THE REQUEST — Track down each line that has the word "Enviar" and copy it.

DATA EXTRACT —
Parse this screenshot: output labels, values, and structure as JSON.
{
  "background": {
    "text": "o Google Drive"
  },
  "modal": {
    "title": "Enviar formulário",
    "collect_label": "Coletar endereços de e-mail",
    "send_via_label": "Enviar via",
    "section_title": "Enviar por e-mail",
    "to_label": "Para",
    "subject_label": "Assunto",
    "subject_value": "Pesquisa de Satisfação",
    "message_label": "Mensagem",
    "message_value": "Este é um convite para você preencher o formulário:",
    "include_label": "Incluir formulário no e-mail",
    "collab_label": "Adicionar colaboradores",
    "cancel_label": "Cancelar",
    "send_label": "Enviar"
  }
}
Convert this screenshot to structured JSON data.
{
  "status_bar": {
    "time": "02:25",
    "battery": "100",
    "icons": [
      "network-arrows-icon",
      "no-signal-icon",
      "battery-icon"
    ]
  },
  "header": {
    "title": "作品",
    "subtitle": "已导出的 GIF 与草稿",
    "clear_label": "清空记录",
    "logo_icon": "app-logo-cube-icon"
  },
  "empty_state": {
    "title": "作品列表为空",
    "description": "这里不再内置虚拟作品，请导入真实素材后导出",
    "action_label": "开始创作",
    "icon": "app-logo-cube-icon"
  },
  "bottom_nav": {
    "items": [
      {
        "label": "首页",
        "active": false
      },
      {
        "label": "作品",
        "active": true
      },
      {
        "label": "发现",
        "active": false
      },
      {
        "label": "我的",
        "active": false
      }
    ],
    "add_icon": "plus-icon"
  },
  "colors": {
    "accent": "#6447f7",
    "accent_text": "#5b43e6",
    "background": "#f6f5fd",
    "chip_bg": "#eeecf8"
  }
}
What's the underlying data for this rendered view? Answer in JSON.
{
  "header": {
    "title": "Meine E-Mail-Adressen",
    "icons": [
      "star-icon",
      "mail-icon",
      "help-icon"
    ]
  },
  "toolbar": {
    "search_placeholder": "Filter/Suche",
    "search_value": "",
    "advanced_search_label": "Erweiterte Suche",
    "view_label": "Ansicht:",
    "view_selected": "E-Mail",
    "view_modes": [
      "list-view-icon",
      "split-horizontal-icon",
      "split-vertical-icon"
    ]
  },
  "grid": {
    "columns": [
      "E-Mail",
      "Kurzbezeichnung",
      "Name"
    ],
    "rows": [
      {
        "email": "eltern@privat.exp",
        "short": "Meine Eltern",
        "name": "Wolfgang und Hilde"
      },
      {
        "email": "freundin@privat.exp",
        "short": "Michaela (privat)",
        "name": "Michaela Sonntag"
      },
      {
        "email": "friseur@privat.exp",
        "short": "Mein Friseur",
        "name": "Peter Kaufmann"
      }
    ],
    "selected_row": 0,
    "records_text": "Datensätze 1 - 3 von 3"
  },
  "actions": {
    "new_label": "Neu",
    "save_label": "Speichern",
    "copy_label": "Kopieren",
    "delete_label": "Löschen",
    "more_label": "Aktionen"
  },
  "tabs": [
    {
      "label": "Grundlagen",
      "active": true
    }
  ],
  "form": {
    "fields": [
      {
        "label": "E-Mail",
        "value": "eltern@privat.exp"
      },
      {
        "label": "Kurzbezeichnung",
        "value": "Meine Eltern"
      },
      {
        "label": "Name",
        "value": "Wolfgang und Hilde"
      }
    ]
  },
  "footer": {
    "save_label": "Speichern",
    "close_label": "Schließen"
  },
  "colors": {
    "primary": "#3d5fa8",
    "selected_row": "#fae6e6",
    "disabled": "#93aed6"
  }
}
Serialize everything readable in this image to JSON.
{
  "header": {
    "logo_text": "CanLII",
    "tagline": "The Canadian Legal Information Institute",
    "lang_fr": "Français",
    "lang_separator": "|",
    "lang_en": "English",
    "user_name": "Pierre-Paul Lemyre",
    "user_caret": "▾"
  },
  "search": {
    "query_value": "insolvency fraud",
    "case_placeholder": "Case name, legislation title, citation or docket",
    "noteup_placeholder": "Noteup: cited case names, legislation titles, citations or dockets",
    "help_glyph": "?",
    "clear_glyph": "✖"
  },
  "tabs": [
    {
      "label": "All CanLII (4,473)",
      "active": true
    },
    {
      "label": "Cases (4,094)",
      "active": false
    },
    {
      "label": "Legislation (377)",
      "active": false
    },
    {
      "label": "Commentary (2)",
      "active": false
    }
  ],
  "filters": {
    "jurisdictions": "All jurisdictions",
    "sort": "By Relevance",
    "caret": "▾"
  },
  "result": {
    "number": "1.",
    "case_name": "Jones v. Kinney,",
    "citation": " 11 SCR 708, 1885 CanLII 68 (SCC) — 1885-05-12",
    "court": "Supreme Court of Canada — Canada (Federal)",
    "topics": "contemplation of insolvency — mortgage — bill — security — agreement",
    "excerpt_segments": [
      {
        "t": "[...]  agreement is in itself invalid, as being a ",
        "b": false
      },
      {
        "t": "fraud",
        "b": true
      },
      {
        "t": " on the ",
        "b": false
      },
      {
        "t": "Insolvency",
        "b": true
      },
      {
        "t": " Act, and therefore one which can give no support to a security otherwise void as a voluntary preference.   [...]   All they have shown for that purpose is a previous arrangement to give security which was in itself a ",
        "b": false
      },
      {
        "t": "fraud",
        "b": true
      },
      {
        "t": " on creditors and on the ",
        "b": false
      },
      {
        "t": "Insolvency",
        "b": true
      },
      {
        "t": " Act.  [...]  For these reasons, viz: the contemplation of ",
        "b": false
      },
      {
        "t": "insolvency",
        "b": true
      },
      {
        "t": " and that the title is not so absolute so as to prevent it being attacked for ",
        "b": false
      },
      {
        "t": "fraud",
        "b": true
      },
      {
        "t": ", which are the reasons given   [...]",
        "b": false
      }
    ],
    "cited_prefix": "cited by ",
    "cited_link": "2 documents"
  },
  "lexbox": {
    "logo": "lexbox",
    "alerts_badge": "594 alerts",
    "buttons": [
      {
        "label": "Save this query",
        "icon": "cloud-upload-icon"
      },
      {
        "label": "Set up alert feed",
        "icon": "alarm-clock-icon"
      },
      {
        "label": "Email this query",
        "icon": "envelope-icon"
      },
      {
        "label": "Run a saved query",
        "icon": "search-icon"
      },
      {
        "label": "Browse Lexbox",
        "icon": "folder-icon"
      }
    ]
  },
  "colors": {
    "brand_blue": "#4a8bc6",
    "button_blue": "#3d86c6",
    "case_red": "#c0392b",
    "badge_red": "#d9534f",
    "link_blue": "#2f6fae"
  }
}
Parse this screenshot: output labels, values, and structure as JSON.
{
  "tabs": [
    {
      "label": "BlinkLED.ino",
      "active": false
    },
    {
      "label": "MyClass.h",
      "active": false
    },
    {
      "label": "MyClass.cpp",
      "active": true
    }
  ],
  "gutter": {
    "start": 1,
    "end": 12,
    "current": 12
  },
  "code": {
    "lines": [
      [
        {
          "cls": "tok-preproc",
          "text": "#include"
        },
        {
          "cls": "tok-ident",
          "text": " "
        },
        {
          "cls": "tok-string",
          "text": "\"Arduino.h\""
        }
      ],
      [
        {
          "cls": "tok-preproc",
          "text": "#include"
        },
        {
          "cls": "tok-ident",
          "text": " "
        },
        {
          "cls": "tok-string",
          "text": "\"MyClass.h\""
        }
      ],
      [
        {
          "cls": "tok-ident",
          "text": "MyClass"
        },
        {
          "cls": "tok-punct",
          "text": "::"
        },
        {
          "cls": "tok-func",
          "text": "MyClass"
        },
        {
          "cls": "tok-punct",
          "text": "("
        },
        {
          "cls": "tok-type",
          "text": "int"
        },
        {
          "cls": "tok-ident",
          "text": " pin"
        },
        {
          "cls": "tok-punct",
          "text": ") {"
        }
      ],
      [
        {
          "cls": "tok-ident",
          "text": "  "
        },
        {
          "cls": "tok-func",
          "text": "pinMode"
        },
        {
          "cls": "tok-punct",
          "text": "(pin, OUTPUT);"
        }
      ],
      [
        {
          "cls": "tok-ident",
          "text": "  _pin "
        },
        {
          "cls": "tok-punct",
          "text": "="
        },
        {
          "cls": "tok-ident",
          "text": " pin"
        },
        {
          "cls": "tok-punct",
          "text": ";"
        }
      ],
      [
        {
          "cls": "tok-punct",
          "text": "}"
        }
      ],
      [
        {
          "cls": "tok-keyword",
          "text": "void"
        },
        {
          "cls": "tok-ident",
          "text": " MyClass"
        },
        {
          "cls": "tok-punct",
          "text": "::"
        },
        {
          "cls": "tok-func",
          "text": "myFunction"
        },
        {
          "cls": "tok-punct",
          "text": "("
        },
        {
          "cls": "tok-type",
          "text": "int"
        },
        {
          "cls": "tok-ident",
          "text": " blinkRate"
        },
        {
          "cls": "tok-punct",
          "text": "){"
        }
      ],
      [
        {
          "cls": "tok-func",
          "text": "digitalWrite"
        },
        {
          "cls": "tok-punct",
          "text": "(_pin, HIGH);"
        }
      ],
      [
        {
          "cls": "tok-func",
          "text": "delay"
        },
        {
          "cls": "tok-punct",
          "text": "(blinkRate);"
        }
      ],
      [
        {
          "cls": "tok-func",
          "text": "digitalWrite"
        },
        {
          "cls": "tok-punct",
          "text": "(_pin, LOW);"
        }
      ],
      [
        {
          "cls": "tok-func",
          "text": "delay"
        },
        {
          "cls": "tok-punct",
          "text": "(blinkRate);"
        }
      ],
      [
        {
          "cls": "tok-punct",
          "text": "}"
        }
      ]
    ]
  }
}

SOLUTION BELOW —
    "title": "Enviar formulário",
    "send_via_label": "Enviar via",
    "section_title": "Enviar por e-mail",
    "send_label": "Enviar"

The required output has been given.